JOB » List all lines of the data containing the word "transect".

━━ RECORDS SUPPLIED ━━

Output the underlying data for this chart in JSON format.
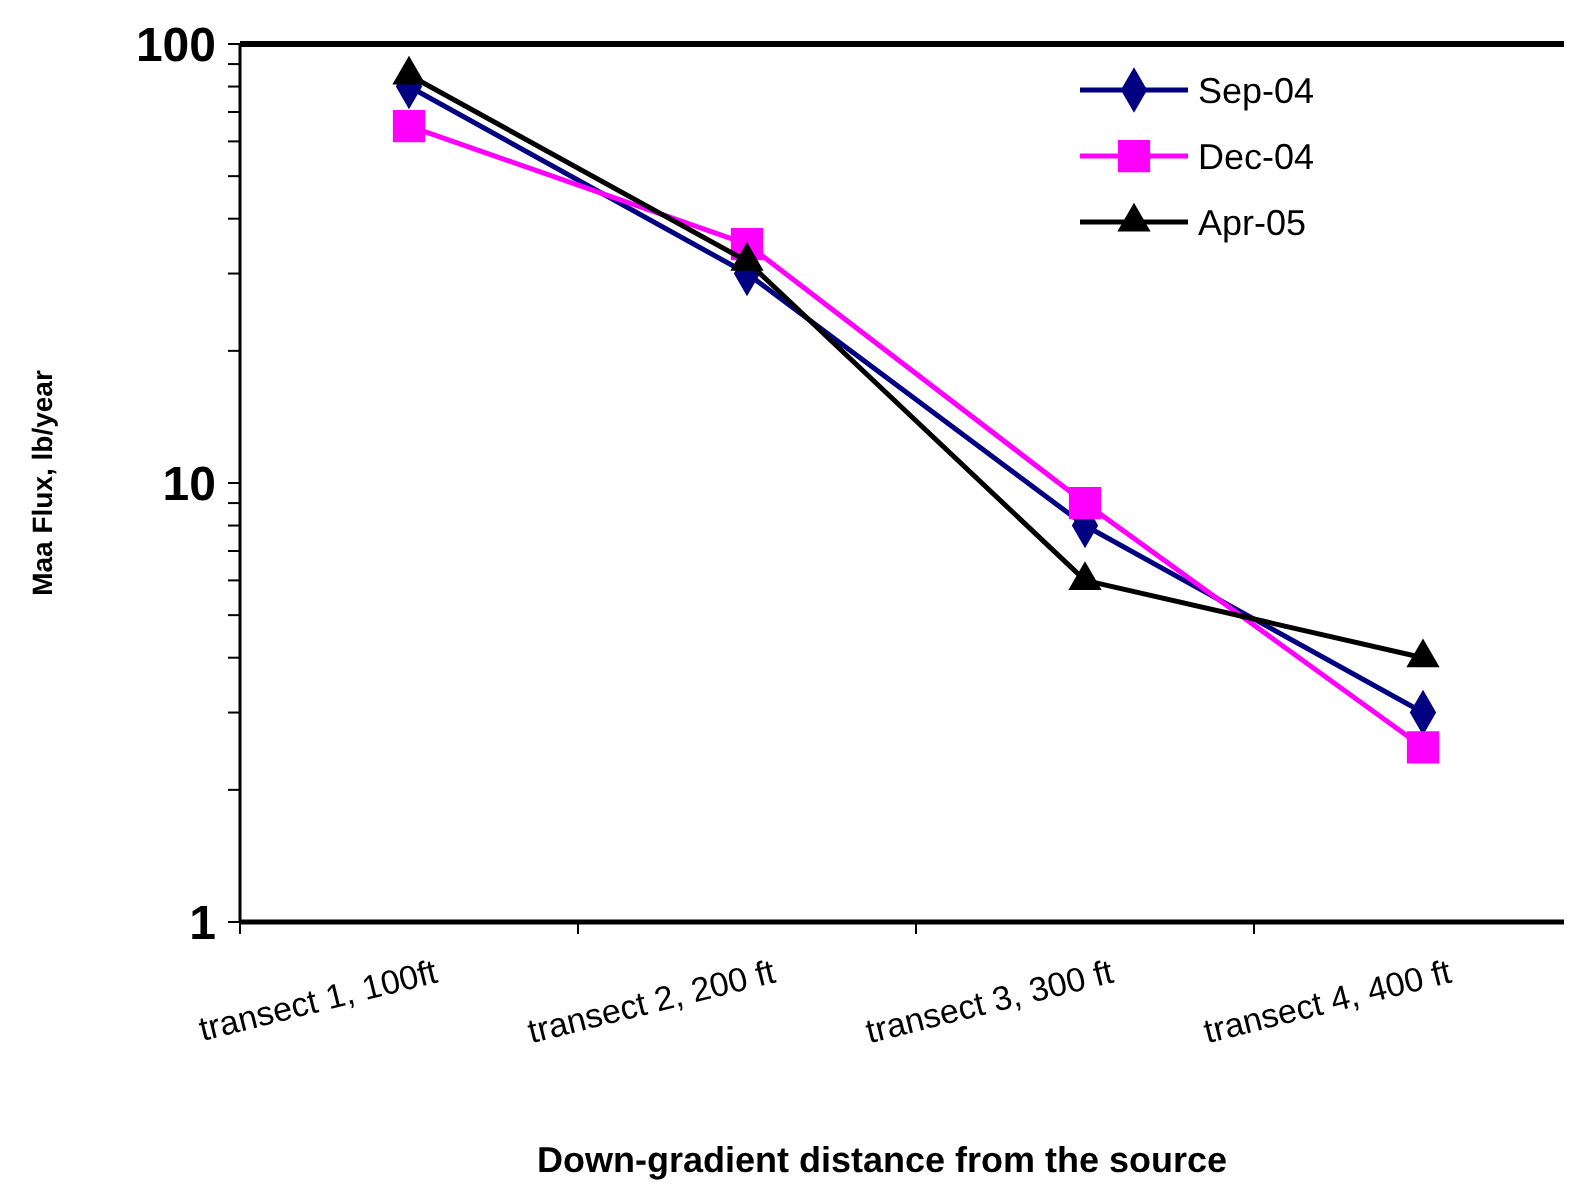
{
  "chart_data": {
    "type": "line",
    "xlabel": "Down-gradient distance from the source",
    "ylabel": "Maa Flux, lb/year",
    "categories": [
      "transect 1, 100ft",
      "transect 2, 200 ft",
      "transect 3, 300 ft",
      "transect 4, 400 ft"
    ],
    "series": [
      {
        "name": "Sep-04",
        "color": "#000080",
        "marker": "diamond",
        "values": [
          80,
          30,
          8,
          3
        ]
      },
      {
        "name": "Dec-04",
        "color": "#ff00ff",
        "marker": "square",
        "values": [
          65,
          35,
          9,
          2.5
        ]
      },
      {
        "name": "Apr-05",
        "color": "#000000",
        "marker": "triangle",
        "values": [
          85,
          32,
          6,
          4
        ]
      }
    ],
    "log": true,
    "ylim": [
      1,
      100
    ],
    "yticks": [
      1,
      {
        "value": 2,
        "label": null
      },
      {
        "value": 3,
        "label": null
      },
      {
        "value": 4,
        "label": null
      },
      {
        "value": 5,
        "label": null
      },
      {
        "value": 6,
        "label": null
      },
      {
        "value": 7,
        "label": null
      },
      {
        "value": 8,
        "label": null
      },
      {
        "value": 9,
        "label": null
      },
      10,
      {
        "value": 20,
        "label": null
      },
      {
        "value": 30,
        "label": null
      },
      {
        "value": 40,
        "label": null
      },
      {
        "value": 50,
        "label": null
      },
      {
        "value": 60,
        "label": null
      },
      {
        "value": 70,
        "label": null
      },
      {
        "value": 80,
        "label": null
      },
      {
        "value": 90,
        "label": null
      },
      100
    ],
    "grid": false,
    "legend": "top right"
  }
}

━━━

CORRECT ANSWER »
      "transect 1, 100ft",
      "transect 2, 200 ft",
      "transect 3, 300 ft",
      "transect 4, 400 ft"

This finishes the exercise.